* [AIM OF THE TASK]:
Transcribe the records that follow, preserving every word.

[Entries from a dataset]

— begin —

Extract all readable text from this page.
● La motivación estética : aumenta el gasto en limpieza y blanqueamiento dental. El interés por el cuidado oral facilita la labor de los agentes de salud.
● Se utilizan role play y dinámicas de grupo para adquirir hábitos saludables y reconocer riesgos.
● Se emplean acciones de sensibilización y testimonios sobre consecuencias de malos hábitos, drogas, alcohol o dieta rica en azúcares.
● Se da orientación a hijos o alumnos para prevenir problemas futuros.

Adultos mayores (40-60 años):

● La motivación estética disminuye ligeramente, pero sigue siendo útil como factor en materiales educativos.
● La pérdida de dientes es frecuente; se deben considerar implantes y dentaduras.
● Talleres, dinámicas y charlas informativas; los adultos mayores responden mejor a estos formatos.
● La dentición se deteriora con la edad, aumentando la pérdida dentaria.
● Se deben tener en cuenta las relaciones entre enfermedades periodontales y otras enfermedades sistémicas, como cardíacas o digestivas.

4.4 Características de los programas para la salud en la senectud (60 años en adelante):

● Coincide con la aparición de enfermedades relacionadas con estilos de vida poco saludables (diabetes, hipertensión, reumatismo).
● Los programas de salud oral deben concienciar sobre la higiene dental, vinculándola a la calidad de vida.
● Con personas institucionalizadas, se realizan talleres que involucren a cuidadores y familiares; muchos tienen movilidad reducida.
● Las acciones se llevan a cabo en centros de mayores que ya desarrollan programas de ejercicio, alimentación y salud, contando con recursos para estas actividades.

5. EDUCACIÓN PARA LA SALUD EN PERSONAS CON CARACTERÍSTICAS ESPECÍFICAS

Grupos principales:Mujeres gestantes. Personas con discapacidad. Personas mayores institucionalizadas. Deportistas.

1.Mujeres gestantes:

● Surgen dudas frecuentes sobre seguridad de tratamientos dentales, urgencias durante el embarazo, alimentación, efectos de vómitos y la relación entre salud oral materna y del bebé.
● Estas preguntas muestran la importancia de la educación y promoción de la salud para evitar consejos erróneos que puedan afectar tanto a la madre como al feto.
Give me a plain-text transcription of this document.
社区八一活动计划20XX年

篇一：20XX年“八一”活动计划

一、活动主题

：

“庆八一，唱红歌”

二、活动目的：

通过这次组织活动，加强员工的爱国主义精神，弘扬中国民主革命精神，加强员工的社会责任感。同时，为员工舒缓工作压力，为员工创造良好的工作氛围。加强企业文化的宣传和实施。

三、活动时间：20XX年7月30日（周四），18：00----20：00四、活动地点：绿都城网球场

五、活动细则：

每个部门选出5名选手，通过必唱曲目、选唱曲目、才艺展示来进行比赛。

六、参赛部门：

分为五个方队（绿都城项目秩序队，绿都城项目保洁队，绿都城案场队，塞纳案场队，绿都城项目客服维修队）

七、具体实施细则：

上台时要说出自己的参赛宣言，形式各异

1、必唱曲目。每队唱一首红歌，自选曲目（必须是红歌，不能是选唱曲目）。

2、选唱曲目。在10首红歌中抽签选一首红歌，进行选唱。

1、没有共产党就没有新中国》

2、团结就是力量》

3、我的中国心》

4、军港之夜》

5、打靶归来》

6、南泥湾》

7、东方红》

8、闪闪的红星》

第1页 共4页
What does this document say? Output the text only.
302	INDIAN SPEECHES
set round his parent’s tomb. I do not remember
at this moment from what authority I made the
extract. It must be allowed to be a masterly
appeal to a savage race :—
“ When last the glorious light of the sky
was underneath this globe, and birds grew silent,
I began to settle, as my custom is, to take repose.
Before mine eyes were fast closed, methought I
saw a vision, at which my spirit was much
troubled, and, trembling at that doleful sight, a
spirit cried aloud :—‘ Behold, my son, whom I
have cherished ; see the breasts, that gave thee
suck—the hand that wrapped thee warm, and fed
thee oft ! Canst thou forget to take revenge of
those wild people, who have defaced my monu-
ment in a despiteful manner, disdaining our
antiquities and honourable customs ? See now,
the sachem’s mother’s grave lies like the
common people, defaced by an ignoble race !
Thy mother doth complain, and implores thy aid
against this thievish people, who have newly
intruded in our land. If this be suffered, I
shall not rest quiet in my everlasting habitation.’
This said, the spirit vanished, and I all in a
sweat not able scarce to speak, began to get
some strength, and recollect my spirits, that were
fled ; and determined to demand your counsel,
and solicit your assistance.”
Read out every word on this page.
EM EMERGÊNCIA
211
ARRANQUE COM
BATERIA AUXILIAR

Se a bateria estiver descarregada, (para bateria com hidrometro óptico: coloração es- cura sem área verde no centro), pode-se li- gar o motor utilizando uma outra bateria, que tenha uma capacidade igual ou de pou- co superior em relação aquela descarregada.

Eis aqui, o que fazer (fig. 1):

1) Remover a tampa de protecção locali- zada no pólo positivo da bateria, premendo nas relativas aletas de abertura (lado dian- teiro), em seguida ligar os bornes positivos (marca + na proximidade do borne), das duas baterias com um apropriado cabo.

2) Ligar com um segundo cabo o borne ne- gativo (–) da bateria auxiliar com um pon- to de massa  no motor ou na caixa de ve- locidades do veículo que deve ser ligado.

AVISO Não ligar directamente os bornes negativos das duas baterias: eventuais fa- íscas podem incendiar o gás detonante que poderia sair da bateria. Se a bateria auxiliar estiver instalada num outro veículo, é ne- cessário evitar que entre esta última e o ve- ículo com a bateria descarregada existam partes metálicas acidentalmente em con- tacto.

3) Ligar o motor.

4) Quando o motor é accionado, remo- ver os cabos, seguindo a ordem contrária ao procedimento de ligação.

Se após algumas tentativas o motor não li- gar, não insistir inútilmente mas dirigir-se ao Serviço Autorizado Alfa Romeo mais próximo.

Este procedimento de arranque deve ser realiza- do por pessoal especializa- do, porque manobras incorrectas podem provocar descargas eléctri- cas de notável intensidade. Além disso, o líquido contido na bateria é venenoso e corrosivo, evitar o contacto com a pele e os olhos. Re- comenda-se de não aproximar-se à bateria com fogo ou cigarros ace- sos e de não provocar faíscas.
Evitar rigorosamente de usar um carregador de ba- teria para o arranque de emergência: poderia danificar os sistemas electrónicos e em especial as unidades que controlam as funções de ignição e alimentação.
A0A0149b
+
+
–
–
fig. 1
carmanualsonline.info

— end —

* [ANSWER FOR THE TASK]:
Extract all readable text from this page.
● La motivación estética : aumenta el gasto en limpieza y blanqueamiento dental. El interés por el cuidado oral facilita la labor de los agentes de salud.
● Se utilizan role play y dinámicas de grupo para adquirir hábitos saludables y reconocer riesgos.
● Se emplean acciones de sensibilización y testimonios sobre consecuencias de malos hábitos, drogas, alcohol o dieta rica en azúcares.
● Se da orientación a hijos o alumnos para prevenir problemas futuros.

Adultos mayores (40-60 años):

● La motivación estética disminuye ligeramente, pero sigue siendo útil como factor en materiales educativos.
● La pérdida de dientes es frecuente; se deben considerar implantes y dentaduras.
● Talleres, dinámicas y charlas informativas; los adultos mayores responden mejor a estos formatos.
● La dentición se deteriora con la edad, aumentando la pérdida dentaria.
● Se deben tener en cuenta las relaciones entre enfermedades periodontales y otras enfermedades sistémicas, como cardíacas o digestivas.

4.4 Características de los programas para la salud en la senectud (60 años en adelante):

● Coincide con la aparición de enfermedades relacionadas con estilos de vida poco saludables (diabetes, hipertensión, reumatismo).
● Los programas de salud oral deben concienciar sobre la higiene dental, vinculándola a la calidad de vida.
● Con personas institucionalizadas, se realizan talleres que involucren a cuidadores y familiares; muchos tienen movilidad reducida.
● Las acciones se llevan a cabo en centros de mayores que ya desarrollan programas de ejercicio, alimentación y salud, contando con recursos para estas actividades.

5. EDUCACIÓN PARA LA SALUD EN PERSONAS CON CARACTERÍSTICAS ESPECÍFICAS

Grupos principales:Mujeres gestantes. Personas con discapacidad. Personas mayores institucionalizadas. Deportistas.

1.Mujeres gestantes:

● Surgen dudas frecuentes sobre seguridad de tratamientos dentales, urgencias durante el embarazo, alimentación, efectos de vómitos y la relación entre salud oral materna y del bebé.
● Estas preguntas muestran la importancia de la educación y promoción de la salud para evitar consejos erróneos que puedan afectar tanto a la madre como al feto.
Give me a plain-text transcription of this document.
社区八一活动计划20XX年

篇一：20XX年“八一”活动计划

一、活动主题

：

“庆八一，唱红歌”

二、活动目的：

通过这次组织活动，加强员工的爱国主义精神，弘扬中国民主革命精神，加强员工的社会责任感。同时，为员工舒缓工作压力，为员工创造良好的工作氛围。加强企业文化的宣传和实施。

三、活动时间：20XX年7月30日（周四），18：00----20：00四、活动地点：绿都城网球场

五、活动细则：

每个部门选出5名选手，通过必唱曲目、选唱曲目、才艺展示来进行比赛。

六、参赛部门：

分为五个方队（绿都城项目秩序队，绿都城项目保洁队，绿都城案场队，塞纳案场队，绿都城项目客服维修队）

七、具体实施细则：

上台时要说出自己的参赛宣言，形式各异

1、必唱曲目。每队唱一首红歌，自选曲目（必须是红歌，不能是选唱曲目）。

2、选唱曲目。在10首红歌中抽签选一首红歌，进行选唱。

1、没有共产党就没有新中国》

2、团结就是力量》

3、我的中国心》

4、军港之夜》

5、打靶归来》

6、南泥湾》

7、东方红》

8、闪闪的红星》

第1页 共4页
What does this document say? Output the text only.
302	INDIAN SPEECHES
set round his parent’s tomb. I do not remember
at this moment from what authority I made the
extract. It must be allowed to be a masterly
appeal to a savage race :—
“ When last the glorious light of the sky
was underneath this globe, and birds grew silent,
I began to settle, as my custom is, to take repose.
Before mine eyes were fast closed, methought I
saw a vision, at which my spirit was much
troubled, and, trembling at that doleful sight, a
spirit cried aloud :—‘ Behold, my son, whom I
have cherished ; see the breasts, that gave thee
suck—the hand that wrapped thee warm, and fed
thee oft ! Canst thou forget to take revenge of
those wild people, who have defaced my monu-
ment in a despiteful manner, disdaining our
antiquities and honourable customs ? See now,
the sachem’s mother’s grave lies like the
common people, defaced by an ignoble race !
Thy mother doth complain, and implores thy aid
against this thievish people, who have newly
intruded in our land. If this be suffered, I
shall not rest quiet in my everlasting habitation.’
This said, the spirit vanished, and I all in a
sweat not able scarce to speak, began to get
some strength, and recollect my spirits, that were
fled ; and determined to demand your counsel,
and solicit your assistance.”
Read out every word on this page.
EM EMERGÊNCIA
211
ARRANQUE COM
BATERIA AUXILIAR

Se a bateria estiver descarregada, (para bateria com hidrometro óptico: coloração es- cura sem área verde no centro), pode-se li- gar o motor utilizando uma outra bateria, que tenha uma capacidade igual ou de pou- co superior em relação aquela descarregada.

Eis aqui, o que fazer (fig. 1):

1) Remover a tampa de protecção locali- zada no pólo positivo da bateria, premendo nas relativas aletas de abertura (lado dian- teiro), em seguida ligar os bornes positivos (marca + na proximidade do borne), das duas baterias com um apropriado cabo.

2) Ligar com um segundo cabo o borne ne- gativo (–) da bateria auxiliar com um pon- to de massa  no motor ou na caixa de ve- locidades do veículo que deve ser ligado.

AVISO Não ligar directamente os bornes negativos das duas baterias: eventuais fa- íscas podem incendiar o gás detonante que poderia sair da bateria. Se a bateria auxiliar estiver instalada num outro veículo, é ne- cessário evitar que entre esta última e o ve- ículo com a bateria descarregada existam partes metálicas acidentalmente em con- tacto.

3) Ligar o motor.

4) Quando o motor é accionado, remo- ver os cabos, seguindo a ordem contrária ao procedimento de ligação.

Se após algumas tentativas o motor não li- gar, não insistir inútilmente mas dirigir-se ao Serviço Autorizado Alfa Romeo mais próximo.

Este procedimento de arranque deve ser realiza- do por pessoal especializa- do, porque manobras incorrectas podem provocar descargas eléctri- cas de notável intensidade. Além disso, o líquido contido na bateria é venenoso e corrosivo, evitar o contacto com a pele e os olhos. Re- comenda-se de não aproximar-se à bateria com fogo ou cigarros ace- sos e de não provocar faíscas.
Evitar rigorosamente de usar um carregador de ba- teria para o arranque de emergência: poderia danificar os sistemas electrónicos e em especial as unidades que controlam as funções de ignição e alimentação.
A0A0149b
+
+
–
–
fig. 1
carmanualsonline.info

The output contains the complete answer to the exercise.